### Provided data
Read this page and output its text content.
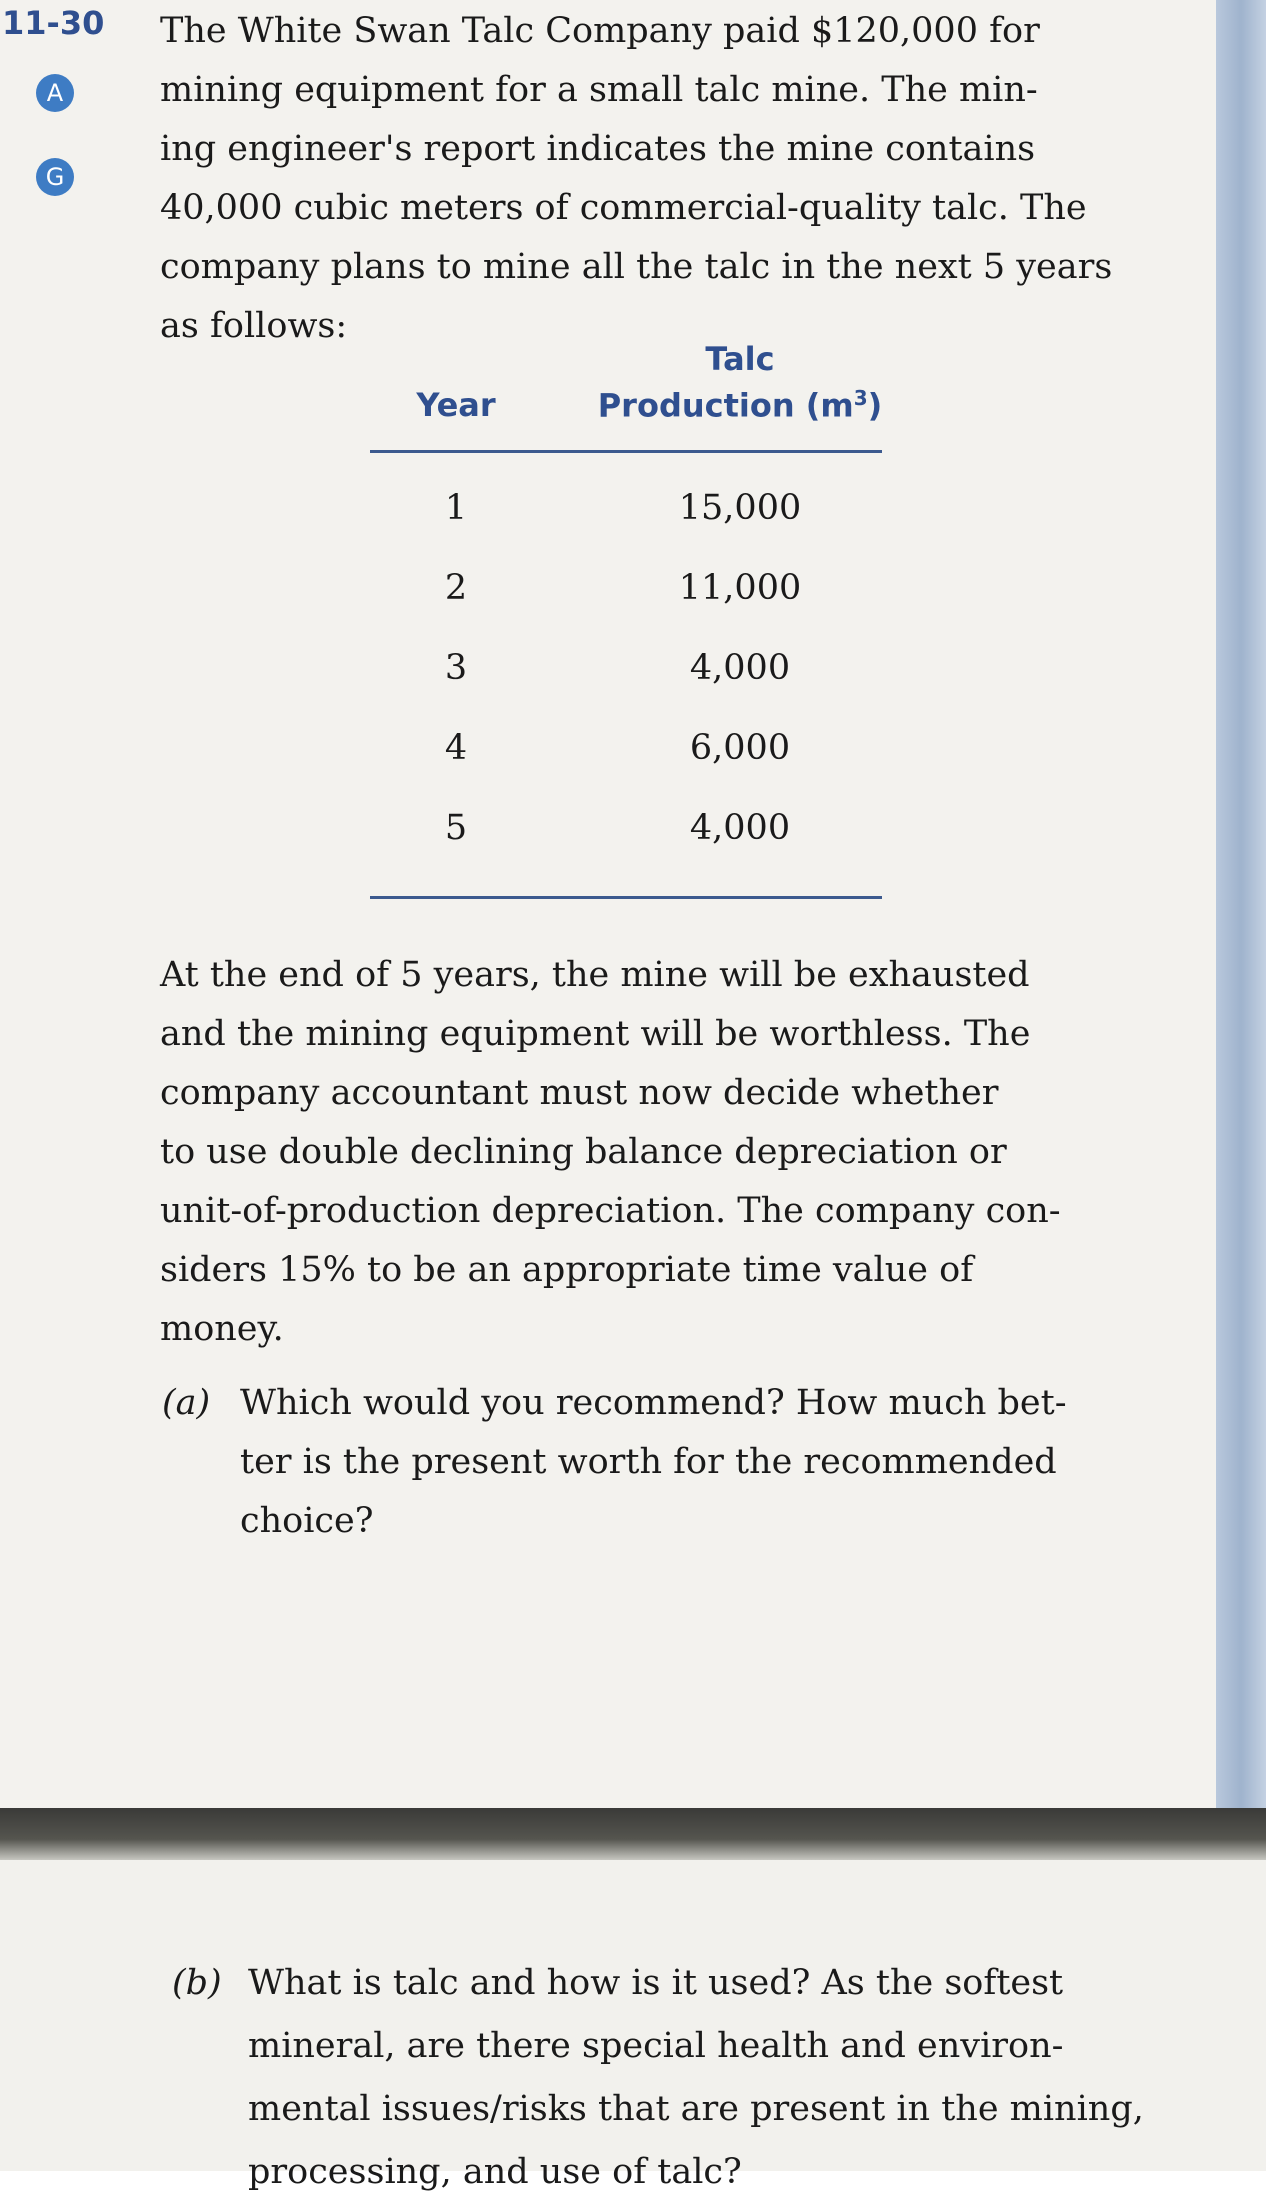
11-30
A
G
The White Swan Talc Company paid $120,000 for
mining equipment for a small talc mine. The min-
ing engineer's report indicates the mine contains
40,000 cubic meters of commercial-quality talc. The
company plans to mine all the talc in the next 5 years
as follows:
Talc
Year	Production $(m^3)$
1	15,000
2	11,000
3	4,000
4	6,000
5	4,000
At the end of 5 years, the mine will be exhausted
and the mining equipment will be worthless. The
company accountant must now decide whether
to use double declining balance depreciation or
unit-of-production depreciation. The company con-
siders 15% to be an appropriate time value of
money.
(a) Which would you recommend? How much bet-
ter is the present worth for the recommended
choice?
(b) What is talc and how is it used? As the softest
mineral, are there special health and environ-
mental issues/risks that are present in the mining,
processing, and use of talc?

### Exercise objective
List every line above that holds the word "present".

### Response
ter is the present worth for the recommended
mental issues/risks that are present in the mining,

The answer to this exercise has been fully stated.